• **EXERCISE TASK**
Could you output every line of the rows below as a JSON list of strings, with one string per line, blank lines omitted and the pictures left out?

• **RECORDS PROVIDED**
_____

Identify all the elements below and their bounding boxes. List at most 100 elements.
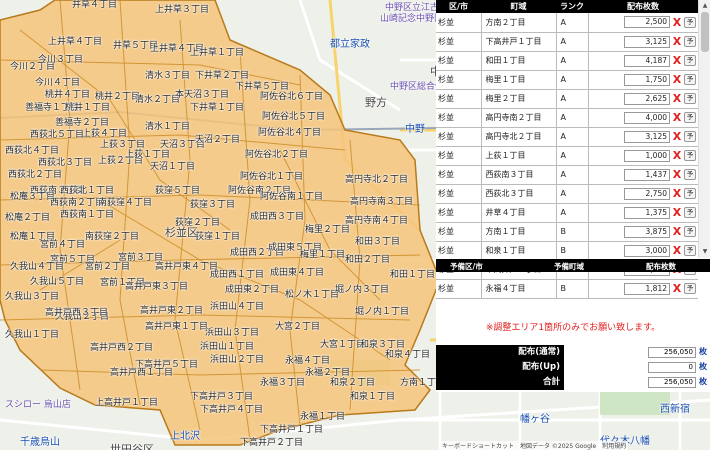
area-label[interactable]: 成田西３丁目 xyxy=(250,212,304,222)
area-label[interactable]: 阿佐谷北４丁目 xyxy=(258,128,321,138)
area-label[interactable]: 高井戸東３丁目 xyxy=(125,282,188,292)
delete-x-icon[interactable]: X xyxy=(672,111,682,124)
area-label[interactable]: 今川３丁目 xyxy=(38,55,83,65)
qty-input[interactable]: 1,375 xyxy=(624,206,670,219)
area-label[interactable]: 和泉３丁目 xyxy=(360,340,405,350)
area-label[interactable]: 久我山１丁目 xyxy=(5,330,59,340)
qty-input[interactable]: 2,500 xyxy=(624,16,670,29)
reserve-button[interactable]: 予 xyxy=(684,150,696,161)
scroll-up-arrow-icon[interactable]: ▲ xyxy=(701,2,709,10)
delete-x-icon[interactable]: X xyxy=(672,16,682,29)
area-label[interactable]: 今川４丁目 xyxy=(35,78,80,88)
area-label[interactable]: 和泉４丁目 xyxy=(385,350,430,360)
reserve-button[interactable]: 予 xyxy=(684,207,696,218)
area-label[interactable]: 浜田山３丁目 xyxy=(205,328,259,338)
area-label[interactable]: 高井戸東１丁目 xyxy=(145,322,208,332)
area-label[interactable]: 西荻北３丁目 xyxy=(38,158,92,168)
reserve-button[interactable]: 予 xyxy=(684,245,696,256)
area-label[interactable]: 上荻４丁目 xyxy=(82,129,127,139)
area-label[interactable]: 成田東４丁目 xyxy=(270,268,324,278)
delete-x-icon[interactable]: X xyxy=(672,130,682,143)
area-label[interactable]: 高円寺南４丁目 xyxy=(345,216,408,226)
area-label[interactable]: 井草４丁目 xyxy=(72,0,117,10)
area-label[interactable]: 松ノ木１丁目 xyxy=(285,290,339,300)
scroll-thumb[interactable] xyxy=(701,12,709,52)
area-label[interactable]: 永福３丁目 xyxy=(260,378,305,388)
area-label[interactable]: 上井草３丁目 xyxy=(155,5,209,15)
area-label[interactable]: 下高井戸４丁目 xyxy=(200,405,263,415)
reserve-button[interactable]: 予 xyxy=(684,131,696,142)
area-label[interactable]: 下高井戸１丁目 xyxy=(260,425,323,435)
qty-input[interactable]: 3,125 xyxy=(624,35,670,48)
area-label[interactable]: 荻窪３丁目 xyxy=(190,200,235,210)
area-label[interactable]: 永福４丁目 xyxy=(285,356,330,366)
area-label[interactable]: 宮前２丁目 xyxy=(85,262,130,272)
map-attribution[interactable]: キーボードショートカット 地図データ ©2025 Google 利用規約 xyxy=(440,441,629,450)
area-label[interactable]: 阿佐谷北２丁目 xyxy=(245,150,308,160)
delete-x-icon[interactable]: X xyxy=(672,149,682,162)
area-label[interactable]: 浜田山１丁目 xyxy=(200,342,254,352)
area-label[interactable]: 堀ノ内３丁目 xyxy=(335,285,389,295)
area-label[interactable]: 下井草５丁目 xyxy=(235,82,289,92)
area-label[interactable]: 高円寺南３丁目 xyxy=(350,197,413,207)
area-label[interactable]: 清水２丁目 xyxy=(135,95,180,105)
area-label[interactable]: 久我山３丁目 xyxy=(5,292,59,302)
qty-input[interactable]: 3,125 xyxy=(624,130,670,143)
area-label[interactable]: 西荻南１丁目 xyxy=(60,210,114,220)
area-label[interactable]: 善福寺２丁目 xyxy=(55,118,109,128)
delete-x-icon[interactable]: X xyxy=(672,92,682,105)
area-label[interactable]: 上高井戸１丁目 xyxy=(95,398,158,408)
area-label[interactable]: 下井草２丁目 xyxy=(195,71,249,81)
area-label[interactable]: 永福１丁目 xyxy=(300,412,345,422)
reserve-button[interactable]: 予 xyxy=(684,169,696,180)
area-label[interactable]: 高井戸西２丁目 xyxy=(90,343,153,353)
reserve-button[interactable]: 予 xyxy=(684,188,696,199)
area-label[interactable]: 永福２丁目 xyxy=(305,368,350,378)
area-label[interactable]: 和田３丁目 xyxy=(355,237,400,247)
area-label[interactable]: 天沼１丁目 xyxy=(150,162,195,172)
qty-input[interactable]: 2,750 xyxy=(624,187,670,200)
area-label[interactable]: 上荻１丁目 xyxy=(125,150,170,160)
area-label[interactable]: 南荻窪４丁目 xyxy=(98,198,152,208)
area-label[interactable]: 松庵２丁目 xyxy=(5,213,50,223)
qty-input[interactable]: 3,000 xyxy=(624,244,670,257)
area-label[interactable]: 成田東２丁目 xyxy=(225,285,279,295)
delete-x-icon[interactable]: X xyxy=(672,54,682,67)
area-label[interactable]: 大宮１丁目 xyxy=(320,340,365,350)
area-label[interactable]: 高井戸東４丁目 xyxy=(155,262,218,272)
delete-x-icon[interactable]: X xyxy=(672,35,682,48)
area-label[interactable]: 清水３丁目 xyxy=(145,71,190,81)
reserve-button[interactable]: 予 xyxy=(684,16,696,28)
qty-input[interactable]: 4,000 xyxy=(624,111,670,124)
area-label[interactable]: 桃井４丁目 xyxy=(45,90,90,100)
qty-input[interactable]: 1,437 xyxy=(624,168,670,181)
area-label[interactable]: 堀ノ内１丁目 xyxy=(355,307,409,317)
area-label[interactable]: 下高井戸３丁目 xyxy=(190,392,253,402)
scroll-down-arrow-icon[interactable]: ▼ xyxy=(701,248,709,256)
delete-x-icon[interactable]: X xyxy=(672,73,682,86)
qty-input[interactable]: 1,812 xyxy=(624,282,670,295)
area-label[interactable]: 松庵３丁目 xyxy=(10,192,55,202)
qty-input[interactable]: 1,750 xyxy=(624,73,670,86)
area-label[interactable]: 和田２丁目 xyxy=(345,255,390,265)
delete-x-icon[interactable]: X xyxy=(672,206,682,219)
area-label[interactable]: 上荻３丁目 xyxy=(100,140,145,150)
area-label[interactable]: 高井戸西３丁目 xyxy=(45,308,108,318)
area-label[interactable]: 和泉２丁目 xyxy=(330,378,375,388)
area-label[interactable]: 久我山４丁目 xyxy=(10,262,64,272)
qty-input[interactable]: 1,000 xyxy=(624,149,670,162)
area-label[interactable]: 荻窪５丁目 xyxy=(155,186,200,196)
area-label[interactable]: 西荻北５丁目 xyxy=(30,130,84,140)
area-label[interactable]: 上井草１丁目 xyxy=(190,48,244,58)
reserve-button[interactable]: 予 xyxy=(684,283,696,294)
area-label[interactable]: 大宮２丁目 xyxy=(275,322,320,332)
area-label[interactable]: 阿佐谷北５丁目 xyxy=(262,112,325,122)
area-label[interactable]: 下井草１丁目 xyxy=(190,103,244,113)
area-label[interactable]: 西荻北２丁目 xyxy=(8,170,62,180)
reserve-button[interactable]: 予 xyxy=(684,93,696,104)
qty-input[interactable]: 4,187 xyxy=(624,54,670,67)
area-label[interactable]: 宮前４丁目 xyxy=(40,240,85,250)
area-label[interactable]: 桃井１丁目 xyxy=(65,103,110,113)
area-label[interactable]: 下高井戸２丁目 xyxy=(240,438,303,448)
area-label[interactable]: 阿佐谷北１丁目 xyxy=(240,172,303,182)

_____

• **WRITTEN RESPONSE**
[
  "Identify all the elements below and their bounding boxes. List at most 100 elements.",
  "area-label[interactable]: 成田西３丁目 xyxy=(250,212,304,222)",
  "area-label[interactable]: 阿佐谷北４丁目 xyxy=(258,128,321,138)",
  "area-label[interactable]: 高井戸東３丁目 xyxy=(125,282,188,292)",
  "delete-x-icon[interactable]: X xyxy=(672,111,682,124)",
  "area-label[interactable]: 今川３丁目 xyxy=(38,55,83,65)",
  "qty-input[interactable]: 1,375 xyxy=(624,206,670,219)",
  "area-label[interactable]: 和泉３丁目 xyxy=(360,340,405,350)",
  "area-label[interactable]: 久我山１丁目 xyxy=(5,330,59,340)",
  "qty-input[interactable]: 2,500 xyxy=(624,16,670,29)",
  "reserve-button[interactable]: 予 xyxy=(684,150,696,161)",
  "scroll-up-arrow-icon[interactable]: ▲ xyxy=(701,2,709,10)",
  "delete-x-icon[interactable]: X xyxy=(672,16,682,29)",
  "area-label[interactable]: 今川４丁目 xyxy=(35,78,80,88)",
  "area-label[interactable]: 和泉４丁目 xyxy=(385,350,430,360)",
  "reserve-button[interactable]: 予 xyxy=(684,207,696,218)",
  "area-label[interactable]: 浜田山３丁目 xyxy=(205,328,259,338)",
  "area-label[interactable]: 高井戸東１丁目 xyxy=(145,322,208,332)",
  "area-label[interactable]: 西荻北３丁目 xyxy=(38,158,92,168)",
  "reserve-button[interactable]: 予 xyxy=(684,245,696,256)",
  "area-label[interactable]: 上荻４丁目 xyxy=(82,129,127,139)",
  "area-label[interactable]: 成田東４丁目 xyxy=(270,268,324,278)",
  "delete-x-icon[interactable]: X xyxy=(672,130,682,143)",
  "area-label[interactable]: 高円寺南４丁目 xyxy=(345,216,408,226)",
  "area-label[interactable]: 井草４丁目 xyxy=(72,0,117,10)",
  "area-label[interactable]: 松ノ木１丁目 xyxy=(285,290,339,300)",
  "scroll-thumb[interactable] xyxy=(701,12,709,52)",
  "area-label[interactable]: 永福３丁目 xyxy=(260,378,305,388)",
  "area-label[interactable]: 上井草３丁目 xyxy=(155,5,209,15)",
  "area-label[interactable]: 下高井戸４丁目 xyxy=(200,405,263,415)",
  "reserve-button[interactable]: 予 xyxy=(684,131,696,142)",
  "area-label[interactable]: 下高井戸１丁目 xyxy=(260,425,323,435)",
  "qty-input[interactable]: 3,125 xyxy=(624,35,670,48)",
  "area-label[interactable]: 荻窪３丁目 xyxy=(190,200,235,210)",
  "area-label[interactable]: 永福４丁目 xyxy=(285,356,330,366)",
  "area-label[interactable]: 宮前２丁目 xyxy=(85,262,130,272)",
  "map-attribution[interactable]: キーボードショートカット 地図データ ©2025 Google 利用規約 xyxy=(440,441,629,450)",
  "area-label[interactable]: 阿佐谷北２丁目 xyxy=(245,150,308,160)",
  "delete-x-icon[interactable]: X xyxy=(672,149,682,162)",
  "area-label[interactable]: 浜田山１丁目 xyxy=(200,342,254,352)",
  "area-label[interactable]: 堀ノ内３丁目 xyxy=(335,285,389,295)",
  "area-label[interactable]: 下井草５丁目 xyxy=(235,82,289,92)",
  "area-label[interactable]: 高円寺南３丁目 xyxy=(350,197,413,207)",
  "area-label[interactable]: 清水２丁目 xyxy=(135,95,180,105)",
  "area-label[interactable]: 久我山３丁目 xyxy=(5,292,59,302)",
  "qty-input[interactable]: 3,125 xyxy=(624,130,670,143)",
  "area-label[interactable]: 西荻南１丁目 xyxy=(60,210,114,220)",
  "area-label[interactable]: 善福寺２丁目 xyxy=(55,118,109,128)",
  "delete-x-icon[interactable]: X xyxy=(672,92,682,105)",
  "area-label[interactable]: 上高井戸１丁目 xyxy=(95,398,158,408)",
  "area-label[interactable]: 下井草２丁目 xyxy=(195,71,249,81)",
  "area-label[interactable]: 永福１丁目 xyxy=(300,412,345,422)",
  "reserve-button[interactable]: 予 xyxy=(684,169,696,180)",
  "area-label[interactable]: 高井戸西２丁目 xyxy=(90,343,153,353)",
  "reserve-button[interactable]: 予 xyxy=(684,188,696,199)",
  "area-label[interactable]: 永福２丁目 xyxy=(305,368,350,378)",
  "area-label[interactable]: 和田３丁目 xyxy=(355,237,400,247)",
  "area-label[interactable]: 天沼１丁目 xyxy=(150,162,195,172)",
  "qty-input[interactable]: 2,750 xyxy=(624,187,670,200)",
  "area-label[interactable]: 上荻１丁目 xyxy=(125,150,170,160)",
  "area-label[interactable]: 南荻窪４丁目 xyxy=(98,198,152,208)",
  "area-label[interactable]: 松庵２丁目 xyxy=(5,213,50,223)",
  "qty-input[interactable]: 3,000 xyxy=(624,244,670,257)",
  "area-label[interactable]: 成田東２丁目 xyxy=(225,285,279,295)",
  "delete-x-icon[interactable]: X xyxy=(672,54,682,67)",
  "area-label[interactable]: 大宮１丁目 xyxy=(320,340,365,350)",
  "area-label[interactable]: 高井戸東４丁目 xyxy=(155,262,218,272)",
  "delete-x-icon[interactable]: X xyxy=(672,35,682,48)",
  "area-label[interactable]: 清水３丁目 xyxy=(145,71,190,81)",
  "reserve-button[interactable]: 予 xyxy=(684,16,696,28)",
  "qty-input[interactable]: 4,000 xyxy=(624,111,670,124)",
  "area-label[interactable]: 桃井４丁目 xyxy=(45,90,90,100)",
  "qty-input[interactable]: 1,437 xyxy=(624,168,670,181)",
  "area-label[interactable]: 堀ノ内１丁目 xyxy=(355,307,409,317)",
  "area-label[interactable]: 下高井戸３丁目 xyxy=(190,392,253,402)",
  "scroll-down-arrow-icon[interactable]: ▼ xyxy=(701,248,709,256)",
  "delete-x-icon[interactable]: X xyxy=(672,73,682,86)",
  "qty-input[interactable]: 1,812 xyxy=(624,282,670,295)",
  "area-label[interactable]: 松庵３丁目 xyxy=(10,192,55,202)",
  "qty-input[interactable]: 1,750 xyxy=(624,73,670,86)",
  "area-label[interactable]: 和田２丁目 xyxy=(345,255,390,265)",
  "delete-x-icon[interactable]: X xyxy=(672,206,682,219)",
  "area-label[interactable]: 上荻３丁目 xyxy=(100,140,145,150)",
  "area-label[interactable]: 高井戸西３丁目 xyxy=(45,308,108,318)",
  "area-label[interactable]: 和泉２丁目 xyxy=(330,378,375,388)",
  "area-label[interactable]: 久我山４丁目 xyxy=(10,262,64,272)",
  "qty-input[interactable]: 1,000 xyxy=(624,149,670,162)",
  "area-label[interactable]: 荻窪５丁目 xyxy=(155,186,200,196)",
  "area-label[interactable]: 西荻北５丁目 xyxy=(30,130,84,140)",
  "area-label[interactable]: 上井草１丁目 xyxy=(190,48,244,58)",
  "reserve-button[interactable]: 予 xyxy=(684,283,696,294)",
  "area-label[interactable]: 大宮２丁目 xyxy=(275,322,320,332)",
  "area-label[interactable]: 阿佐谷北５丁目 xyxy=(262,112,325,122)",
  "area-label[interactable]: 下井草１丁目 xyxy=(190,103,244,113)",
  "area-label[interactable]: 西荻北２丁目 xyxy=(8,170,62,180)",
  "reserve-button[interactable]: 予 xyxy=(684,93,696,104)",
  "qty-input[interactable]: 4,187 xyxy=(624,54,670,67)",
  "area-label[interactable]: 宮前４丁目 xyxy=(40,240,85,250)",
  "area-label[interactable]: 桃井１丁目 xyxy=(65,103,110,113)",
  "area-label[interactable]: 下高井戸２丁目 xyxy=(240,438,303,448)",
  "area-label[interactable]: 阿佐谷北１丁目 xyxy=(240,172,303,182)"
]